_Work instructions_
Filter the records below for the word "найдено". Copy each line that holds it.
--- START ---
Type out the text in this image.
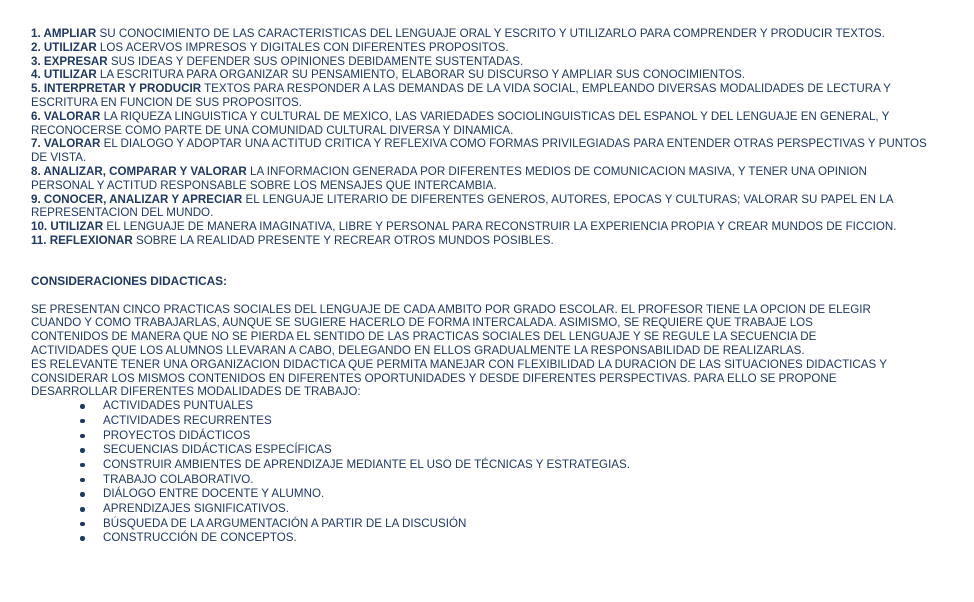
1. AMPLIAR SU CONOCIMIENTO DE LAS CARACTERISTICAS DEL LENGUAJE ORAL Y ESCRITO Y UTILIZARLO PARA COMPRENDER Y PRODUCIR TEXTOS.

2. UTILIZAR LOS ACERVOS IMPRESOS Y DIGITALES CON DIFERENTES PROPOSITOS.

3. EXPRESAR SUS IDEAS Y DEFENDER SUS OPINIONES DEBIDAMENTE SUSTENTADAS.

4. UTILIZAR LA ESCRITURA PARA ORGANIZAR SU PENSAMIENTO, ELABORAR SU DISCURSO Y AMPLIAR SUS CONOCIMIENTOS.

5. INTERPRETAR Y PRODUCIR TEXTOS PARA RESPONDER A LAS DEMANDAS DE LA VIDA SOCIAL, EMPLEANDO DIVERSAS MODALIDADES DE LECTURA Y ESCRITURA EN FUNCION DE SUS PROPOSITOS.

6. VALORAR LA RIQUEZA LINGUISTICA Y CULTURAL DE MEXICO, LAS VARIEDADES SOCIOLINGUISTICAS DEL ESPANOL Y DEL LENGUAJE EN GENERAL, Y RECONOCERSE COMO PARTE DE UNA COMUNIDAD CULTURAL DIVERSA Y DINAMICA.

7. VALORAR EL DIALOGO Y ADOPTAR UNA ACTITUD CRITICA Y REFLEXIVA COMO FORMAS PRIVILEGIADAS PARA ENTENDER OTRAS PERSPECTIVAS Y PUNTOS DE VISTA.

8. ANALIZAR, COMPARAR Y VALORAR LA INFORMACION GENERADA POR DIFERENTES MEDIOS DE COMUNICACION MASIVA, Y TENER UNA OPINION PERSONAL Y ACTITUD RESPONSABLE SOBRE LOS MENSAJES QUE INTERCAMBIA.

9. CONOCER, ANALIZAR Y APRECIAR EL LENGUAJE LITERARIO DE DIFERENTES GENEROS, AUTORES, EPOCAS Y CULTURAS; VALORAR SU PAPEL EN LA REPRESENTACION DEL MUNDO.

10. UTILIZAR EL LENGUAJE DE MANERA IMAGINATIVA, LIBRE Y PERSONAL PARA RECONSTRUIR LA EXPERIENCIA PROPIA Y CREAR MUNDOS DE FICCION.

11. REFLEXIONAR SOBRE LA REALIDAD PRESENTE Y RECREAR OTROS MUNDOS POSIBLES.

CONSIDERACIONES DIDACTICAS:

SE PRESENTAN CINCO PRACTICAS SOCIALES DEL LENGUAJE DE CADA AMBITO POR GRADO ESCOLAR. EL PROFESOR TIENE LA OPCION DE ELEGIR CUANDO Y COMO TRABAJARLAS, AUNQUE SE SUGIERE HACERLO DE FORMA INTERCALADA. ASIMISMO, SE REQUIERE QUE TRABAJE LOS CONTENIDOS DE MANERA QUE NO SE PIERDA EL SENTIDO DE LAS PRACTICAS SOCIALES DEL LENGUAJE Y SE REGULE LA SECUENCIA DE ACTIVIDADES QUE LOS ALUMNOS LLEVARAN A CABO, DELEGANDO EN ELLOS GRADUALMENTE LA RESPONSABILIDAD DE REALIZARLAS.

ES RELEVANTE TENER UNA ORGANIZACION DIDACTICA QUE PERMITA MANEJAR CON FLEXIBILIDAD LA DURACION DE LAS SITUACIONES DIDACTICAS Y CONSIDERAR LOS MISMOS CONTENIDOS EN DIFERENTES OPORTUNIDADES Y DESDE DIFERENTES PERSPECTIVAS. PARA ELLO SE PROPONE DESARROLLAR DIFERENTES MODALIDADES DE TRABAJO:

ACTIVIDADES PUNTUALES
ACTIVIDADES RECURRENTES
PROYECTOS DIDÁCTICOS
SECUENCIAS DIDÁCTICAS ESPECÍFICAS
CONSTRUIR AMBIENTES DE APRENDIZAJE MEDIANTE EL USO DE TÉCNICAS Y ESTRATEGIAS.
TRABAJO COLABORATIVO.
DIÁLOGO ENTRE DOCENTE Y ALUMNO.
APRENDIZAJES SIGNIFICATIVOS.
BÚSQUEDA DE LA ARGUMENTACIÓN A PARTIR DE LA DISCUSIÓN
CONSTRUCCIÓN DE CONCEPTOS.
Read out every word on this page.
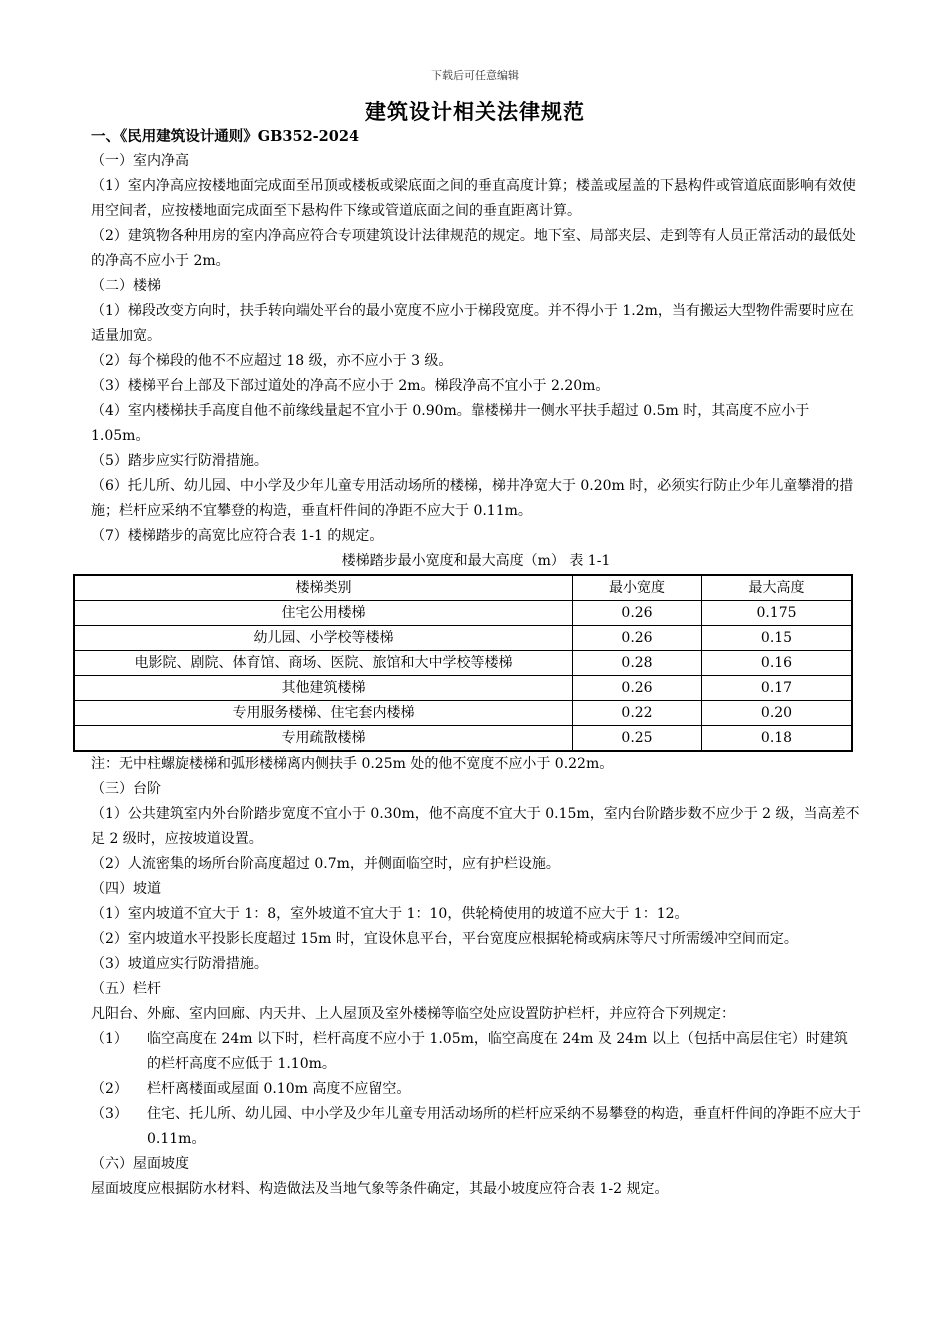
下载后可任意编辑
建筑设计相关法律规范

一、《民用建筑设计通则》GB352-2024

（一）室内净高

（1）室内净高应按楼地面完成面至吊顶或楼板或梁底面之间的垂直高度计算；楼盖或屋盖的下悬构件或管道底面影响有效使用空间者，应按楼地面完成面至下悬构件下缘或管道底面之间的垂直距离计算。

（2）建筑物各种用房的室内净高应符合专项建筑设计法律规范的规定。地下室、局部夹层、走到等有人员正常活动的最低处的净高不应小于 2m。

（二）楼梯

（1）梯段改变方向时，扶手转向端处平台的最小宽度不应小于梯段宽度。并不得小于 1.2m，当有搬运大型物件需要时应在适量加宽。

（2）每个梯段的他不不应超过 18 级，亦不应小于 3 级。

（3）楼梯平台上部及下部过道处的净高不应小于 2m。梯段净高不宜小于 2.20m。

（4）室内楼梯扶手高度自他不前缘线量起不宜小于 0.90m。靠楼梯井一侧水平扶手超过 0.5m 时，其高度不应小于 1.05m。

（5）踏步应实行防滑措施。

（6）托儿所、幼儿园、中小学及少年儿童专用活动场所的楼梯，梯井净宽大于 0.20m 时，必须实行防止少年儿童攀滑的措施；栏杆应采纳不宜攀登的构造，垂直杆件间的净距不应大于 0.11m。

（7）楼梯踏步的高宽比应符合表 1-1 的规定。

楼梯踏步最小宽度和最大高度（m） 表 1-1

楼梯类别	最小宽度	最大高度
住宅公用楼梯	0.26	0.175
幼儿园、小学校等楼梯	0.26	0.15
电影院、剧院、体育馆、商场、医院、旅馆和大中学校等楼梯	0.28	0.16
其他建筑楼梯	0.26	0.17
专用服务楼梯、住宅套内楼梯	0.22	0.20
专用疏散楼梯	0.25	0.18

注：无中柱螺旋楼梯和弧形楼梯离内侧扶手 0.25m 处的他不宽度不应小于 0.22m。

（三）台阶

（1）公共建筑室内外台阶踏步宽度不宜小于 0.30m，他不高度不宜大于 0.15m，室内台阶踏步数不应少于 2 级，当高差不足 2 级时，应按坡道设置。

（2）人流密集的场所台阶高度超过 0.7m，并侧面临空时，应有护栏设施。

（四）坡道

（1）室内坡道不宜大于 1：8，室外坡道不宜大于 1：10，供轮椅使用的坡道不应大于 1：12。

（2）室内坡道水平投影长度超过 15m 时，宜设休息平台，平台宽度应根据轮椅或病床等尺寸所需缓冲空间而定。

（3）坡道应实行防滑措施。

（五）栏杆

凡阳台、外廊、室内回廊、内天井、上人屋顶及室外楼梯等临空处应设置防护栏杆，并应符合下列规定：

（1）	临空高度在 24m 以下时，栏杆高度不应小于 1.05m，临空高度在 24m 及 24m 以上（包括中高层住宅）时建筑的栏杆高度不应低于 1.10m。
（2）	栏杆离楼面或屋面 0.10m 高度不应留空。
（3）	住宅、托儿所、幼儿园、中小学及少年儿童专用活动场所的栏杆应采纳不易攀登的构造，垂直杆件间的净距不应大于 0.11m。

（六）屋面坡度

屋面坡度应根据防水材料、构造做法及当地气象等条件确定，其最小坡度应符合表 1-2 规定。
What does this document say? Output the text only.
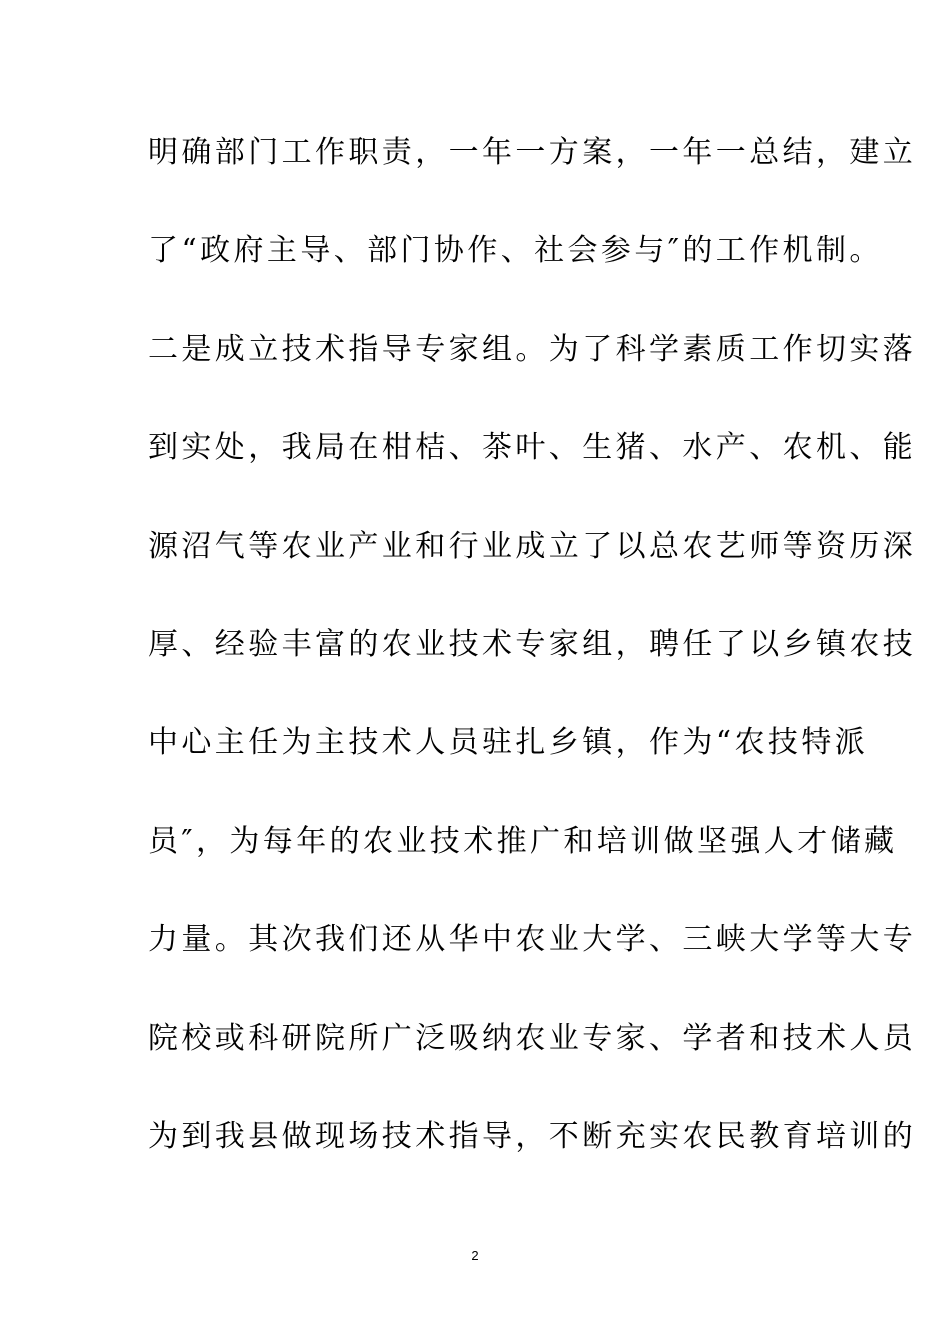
明确部门工作职责，一年一方案，一年一总结，建立
了“政府主导、部门协作、社会参与″的工作机制。
二是成立技术指导专家组。为了科学素质工作切实落
到实处，我局在柑桔、茶叶、生猪、水产、农机、能
源沼气等农业产业和行业成立了以总农艺师等资历深
厚、经验丰富的农业技术专家组，聘任了以乡镇农技
中心主任为主技术人员驻扎乡镇，作为“农技特派
员″，为每年的农业技术推广和培训做坚强人才储藏
力量。其次我们还从华中农业大学、三峡大学等大专
院校或科研院所广泛吸纳农业专家、学者和技术人员
为到我县做现场技术指导，不断充实农民教育培训的
2
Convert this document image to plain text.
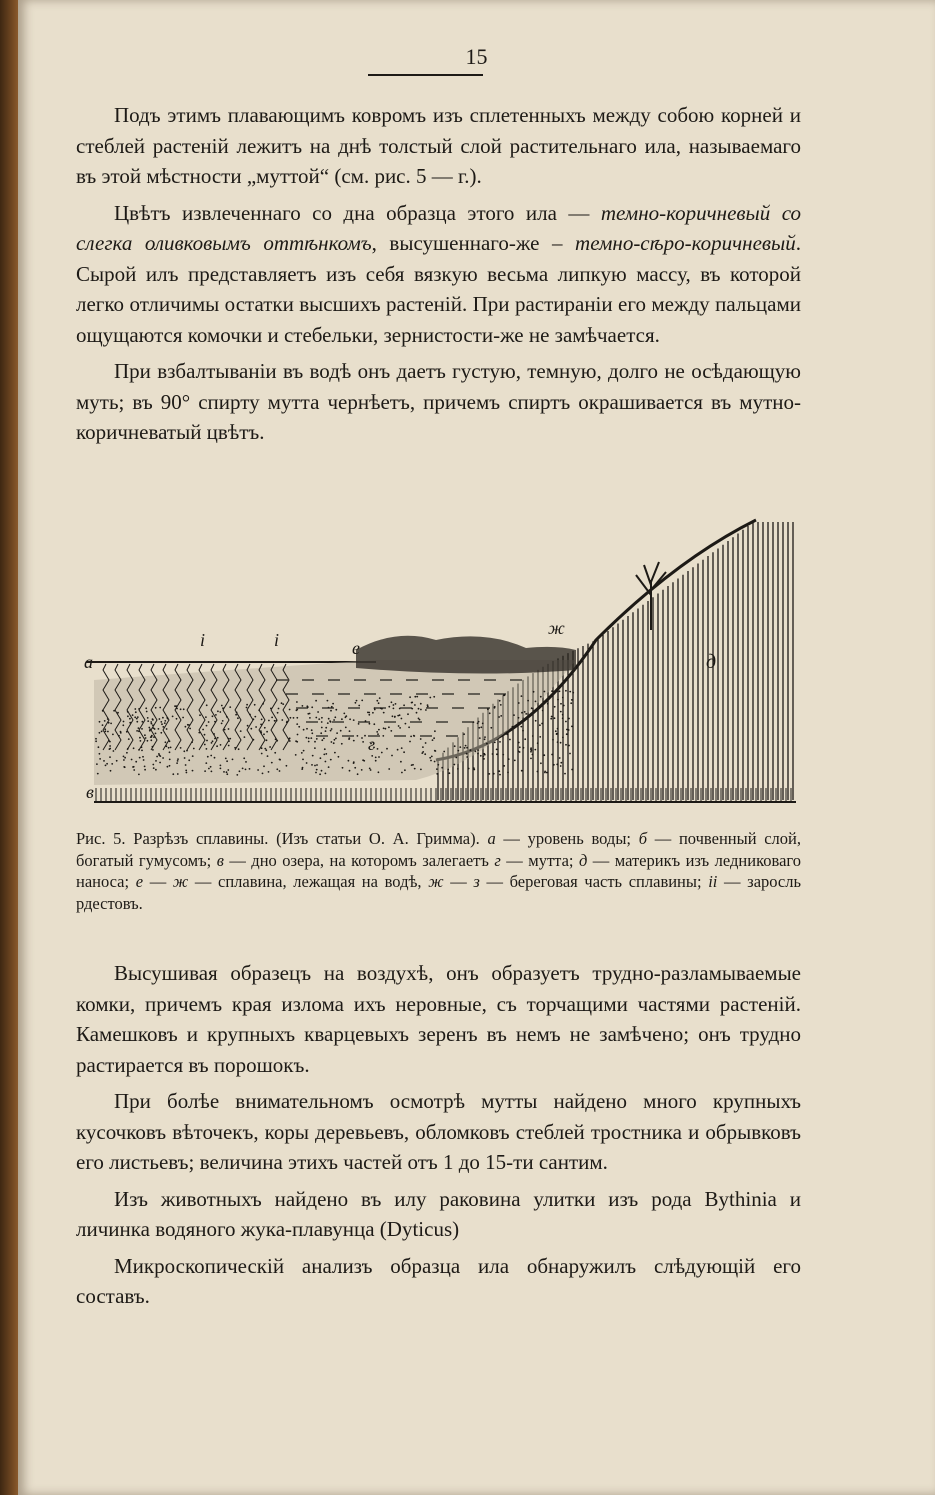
15

Подъ этимъ плавающимъ ковромъ изъ сплетенныхъ между собою корней и стеблей растеній лежитъ на днѣ толстый слой растительнаго ила, называемаго въ этой мѣстности „муттой“ (см. рис. 5 — г.).

Цвѣтъ извлеченнаго со дна образца этого ила — темно-коричневый со слегка оливковымъ оттѣнкомъ, высушеннаго-же – темно-сѣро-коричневый. Сырой илъ представляетъ изъ себя вязкую весьма липкую массу, въ которой легко отличимы остатки высшихъ растеній. При растираніи его между пальцами ощущаются комочки и стебельки, зернистости-же не замѣчается.

При взбалтываніи въ водѣ онъ даетъ густую, темную, долго не осѣдающую муть; въ 90° спирту мутта чернѣетъ, причемъ спиртъ окрашивается въ мутно-коричневатый цвѣтъ.

а
i	i	е
ж
г
д
в
Рис. 5. Разрѣзъ сплавины. (Изъ статьи О. А. Гримма). а — уровень воды; б — почвенный слой, богатый гумусомъ; в — дно озера, на которомъ залегаетъ г — мутта; д — материкъ изъ ледниковаго наноса; е — ж — сплавина, лежащая на водѣ, ж — з — береговая часть сплавины; ii — заросль рдестовъ.

Высушивая образецъ на воздухѣ, онъ образуетъ трудно-разламываемые комки, причемъ края излома ихъ неровные, съ торчащими частями растеній. Камешковъ и крупныхъ кварцевыхъ зеренъ въ немъ не замѣчено; онъ трудно растирается въ порошокъ.

При болѣе внимательномъ осмотрѣ мутты найдено много крупныхъ кусочковъ вѣточекъ, коры деревьевъ, обломковъ стеблей тростника и обрывковъ его листьевъ; величина этихъ частей отъ 1 до 15-ти сантим.

Изъ животныхъ найдено въ илу раковина улитки изъ рода Bythinia и личинка водяного жука-плавунца (Dyticus)

Микроскопическій анализъ образца ила обнаружилъ слѣдующій его составъ.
--- END ---
_Exercise solution_
При болѣе внимательномъ осмотрѣ мутты найдено много крупныхъ кусочковъ вѣточекъ, коры деревьевъ, обломковъ стеблей тростника и обрывковъ его листьевъ; величина этихъ частей отъ 1 до 15-ти сантим.
Изъ животныхъ найдено въ илу раковина улитки изъ рода Bythinia и личинка водяного жука-плавунца (Dyticus)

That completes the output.